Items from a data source

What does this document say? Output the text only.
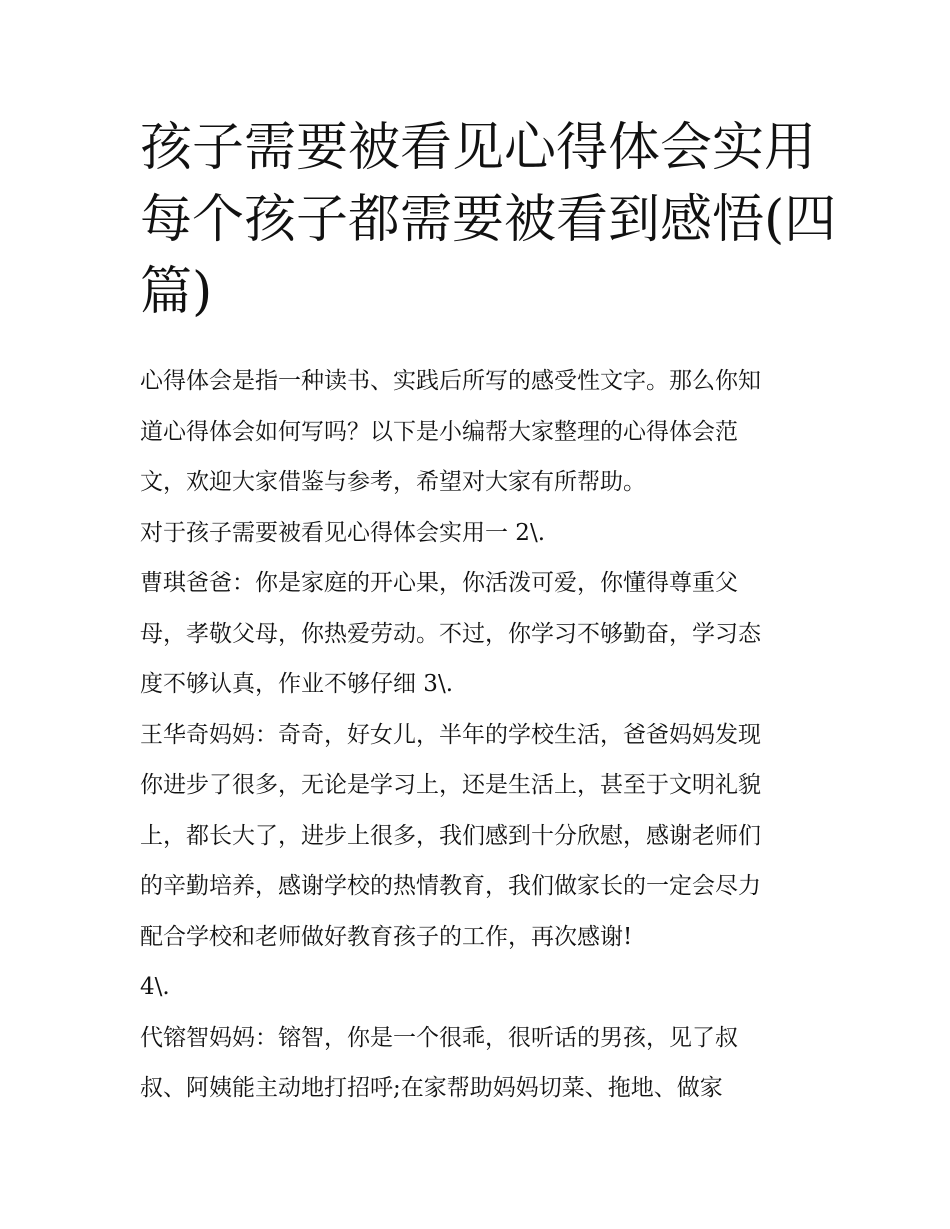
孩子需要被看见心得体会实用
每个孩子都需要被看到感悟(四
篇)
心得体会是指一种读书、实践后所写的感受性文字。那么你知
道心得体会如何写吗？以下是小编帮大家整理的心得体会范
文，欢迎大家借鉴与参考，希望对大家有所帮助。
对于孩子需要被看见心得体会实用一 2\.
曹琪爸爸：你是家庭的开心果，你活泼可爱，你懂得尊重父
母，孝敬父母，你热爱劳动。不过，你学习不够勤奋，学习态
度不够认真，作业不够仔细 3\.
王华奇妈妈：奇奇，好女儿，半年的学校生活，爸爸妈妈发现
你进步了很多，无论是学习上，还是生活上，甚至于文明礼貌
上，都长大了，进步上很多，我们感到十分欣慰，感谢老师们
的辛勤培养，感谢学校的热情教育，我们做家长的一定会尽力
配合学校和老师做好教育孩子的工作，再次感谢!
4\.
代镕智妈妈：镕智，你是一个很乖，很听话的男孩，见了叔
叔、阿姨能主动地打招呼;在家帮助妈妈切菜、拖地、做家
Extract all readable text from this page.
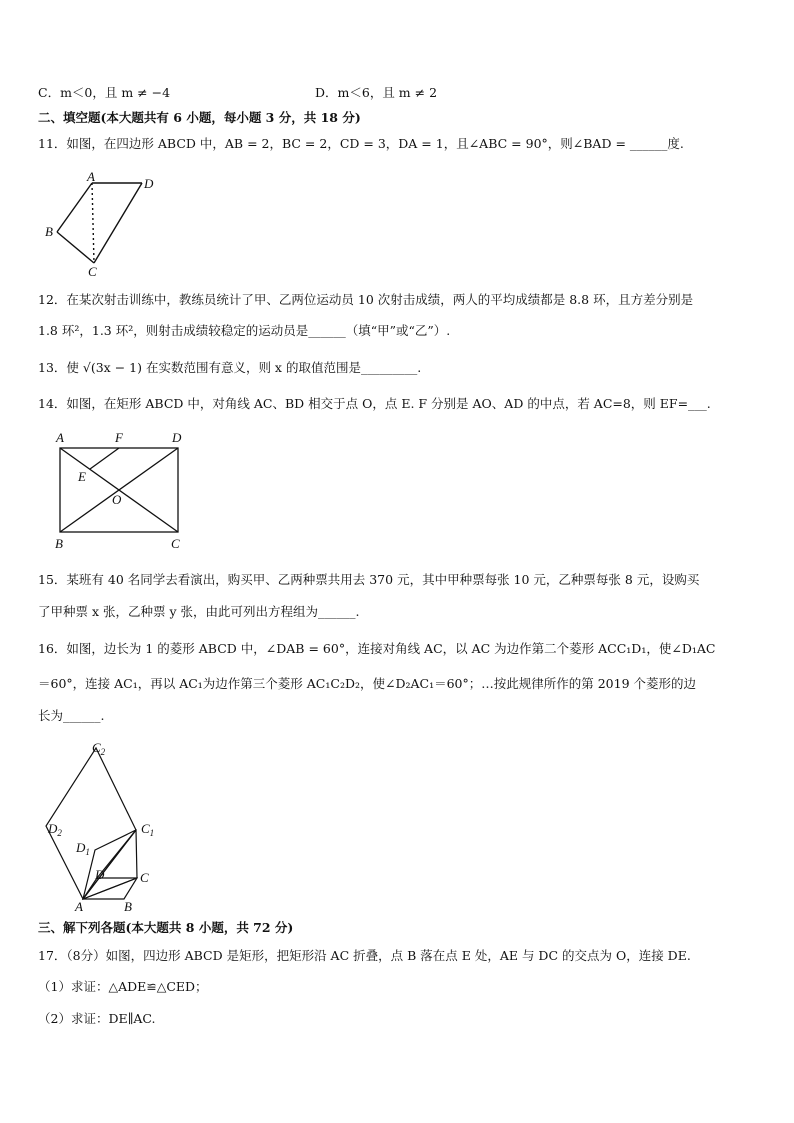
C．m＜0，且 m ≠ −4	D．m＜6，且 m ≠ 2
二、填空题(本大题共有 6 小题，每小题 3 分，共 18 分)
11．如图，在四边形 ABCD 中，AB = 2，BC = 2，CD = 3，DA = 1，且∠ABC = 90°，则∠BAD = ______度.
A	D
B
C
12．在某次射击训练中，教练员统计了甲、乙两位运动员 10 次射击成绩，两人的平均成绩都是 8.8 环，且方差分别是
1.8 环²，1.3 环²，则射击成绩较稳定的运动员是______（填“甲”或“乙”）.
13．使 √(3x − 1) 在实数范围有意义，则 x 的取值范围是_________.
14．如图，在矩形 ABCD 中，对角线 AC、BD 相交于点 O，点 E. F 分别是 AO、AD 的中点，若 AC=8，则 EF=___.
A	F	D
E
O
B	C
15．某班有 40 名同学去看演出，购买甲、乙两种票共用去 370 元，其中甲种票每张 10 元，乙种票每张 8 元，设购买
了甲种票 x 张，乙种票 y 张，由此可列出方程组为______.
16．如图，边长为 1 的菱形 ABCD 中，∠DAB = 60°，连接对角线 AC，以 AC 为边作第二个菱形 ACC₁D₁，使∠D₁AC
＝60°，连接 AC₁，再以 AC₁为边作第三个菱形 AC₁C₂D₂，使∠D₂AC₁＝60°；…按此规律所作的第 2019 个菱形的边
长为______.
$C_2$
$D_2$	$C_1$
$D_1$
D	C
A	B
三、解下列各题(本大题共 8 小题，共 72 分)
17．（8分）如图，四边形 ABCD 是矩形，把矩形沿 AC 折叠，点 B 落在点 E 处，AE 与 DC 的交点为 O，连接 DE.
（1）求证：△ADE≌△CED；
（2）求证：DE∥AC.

- **WORK INSTRUCTIONS**
Locate each line with the word "text" and copy it.

- **FINAL RESULT**
What does this document say? Output the text only.
Extract all readable text from this page.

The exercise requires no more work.